## START Supplied material

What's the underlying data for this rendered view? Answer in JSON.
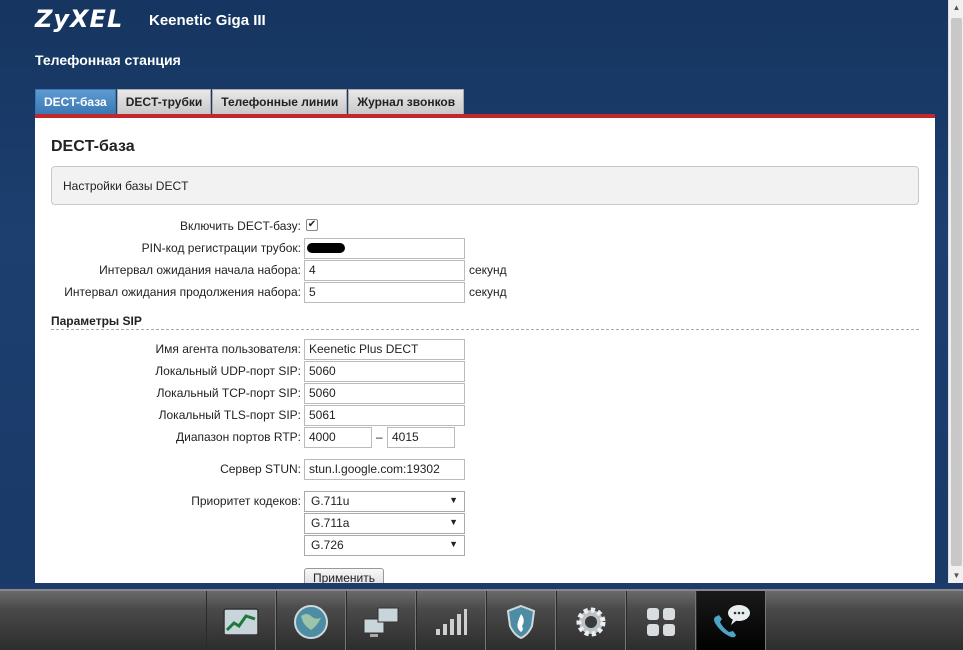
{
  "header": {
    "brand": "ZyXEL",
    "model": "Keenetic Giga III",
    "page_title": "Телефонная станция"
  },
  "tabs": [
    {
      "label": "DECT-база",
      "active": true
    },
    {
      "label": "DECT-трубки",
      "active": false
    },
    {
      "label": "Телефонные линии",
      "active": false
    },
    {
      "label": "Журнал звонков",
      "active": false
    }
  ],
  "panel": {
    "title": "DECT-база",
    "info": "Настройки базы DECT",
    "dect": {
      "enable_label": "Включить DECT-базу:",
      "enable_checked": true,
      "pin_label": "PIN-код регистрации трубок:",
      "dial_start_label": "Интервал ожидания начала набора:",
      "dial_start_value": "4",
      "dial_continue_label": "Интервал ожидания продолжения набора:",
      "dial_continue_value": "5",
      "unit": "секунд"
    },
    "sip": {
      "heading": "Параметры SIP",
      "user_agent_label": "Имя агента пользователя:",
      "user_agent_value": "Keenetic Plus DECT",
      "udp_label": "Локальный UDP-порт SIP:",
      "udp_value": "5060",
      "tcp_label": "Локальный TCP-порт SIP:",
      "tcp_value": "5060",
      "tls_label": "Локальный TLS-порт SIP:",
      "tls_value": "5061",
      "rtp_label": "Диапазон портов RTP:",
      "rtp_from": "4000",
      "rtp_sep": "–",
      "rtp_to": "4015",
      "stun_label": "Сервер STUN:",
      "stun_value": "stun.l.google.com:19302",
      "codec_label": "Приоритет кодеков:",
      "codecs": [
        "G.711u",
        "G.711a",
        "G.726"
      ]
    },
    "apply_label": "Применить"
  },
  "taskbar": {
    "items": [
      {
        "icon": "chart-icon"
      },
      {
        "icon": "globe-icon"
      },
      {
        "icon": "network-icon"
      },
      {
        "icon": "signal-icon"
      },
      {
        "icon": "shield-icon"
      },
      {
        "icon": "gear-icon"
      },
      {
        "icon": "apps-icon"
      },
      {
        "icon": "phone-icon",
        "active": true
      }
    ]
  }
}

## END Supplied material
## START Supplied material

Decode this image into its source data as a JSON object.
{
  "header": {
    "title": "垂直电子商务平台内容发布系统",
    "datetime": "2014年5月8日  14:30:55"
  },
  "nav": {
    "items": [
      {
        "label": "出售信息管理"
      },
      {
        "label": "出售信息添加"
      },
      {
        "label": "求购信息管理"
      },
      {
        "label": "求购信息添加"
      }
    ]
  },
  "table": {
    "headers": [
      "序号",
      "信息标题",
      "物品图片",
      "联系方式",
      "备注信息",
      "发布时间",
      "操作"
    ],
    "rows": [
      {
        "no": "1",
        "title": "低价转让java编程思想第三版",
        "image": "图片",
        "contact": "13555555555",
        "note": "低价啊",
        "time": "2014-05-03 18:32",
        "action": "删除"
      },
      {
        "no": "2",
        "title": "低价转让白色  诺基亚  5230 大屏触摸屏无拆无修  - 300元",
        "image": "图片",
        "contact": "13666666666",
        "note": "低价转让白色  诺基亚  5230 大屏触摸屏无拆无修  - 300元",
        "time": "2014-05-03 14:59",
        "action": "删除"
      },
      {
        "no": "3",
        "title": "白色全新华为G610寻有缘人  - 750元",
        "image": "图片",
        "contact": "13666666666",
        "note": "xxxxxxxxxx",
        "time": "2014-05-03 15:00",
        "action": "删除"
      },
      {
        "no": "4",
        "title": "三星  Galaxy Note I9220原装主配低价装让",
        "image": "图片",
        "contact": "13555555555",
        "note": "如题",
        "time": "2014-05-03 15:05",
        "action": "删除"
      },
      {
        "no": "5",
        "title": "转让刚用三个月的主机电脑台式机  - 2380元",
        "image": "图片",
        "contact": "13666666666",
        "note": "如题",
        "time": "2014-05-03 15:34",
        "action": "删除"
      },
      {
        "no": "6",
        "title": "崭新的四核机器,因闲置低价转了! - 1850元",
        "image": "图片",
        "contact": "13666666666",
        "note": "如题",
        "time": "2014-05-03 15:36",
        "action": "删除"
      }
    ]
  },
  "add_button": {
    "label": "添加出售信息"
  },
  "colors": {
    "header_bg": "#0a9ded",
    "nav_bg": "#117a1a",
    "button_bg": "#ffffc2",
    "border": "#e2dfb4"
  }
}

## END Supplied material

Instructions to follow
Count how many lines contain "大屏触摸屏无拆无修" and give only that count.

Correct result
2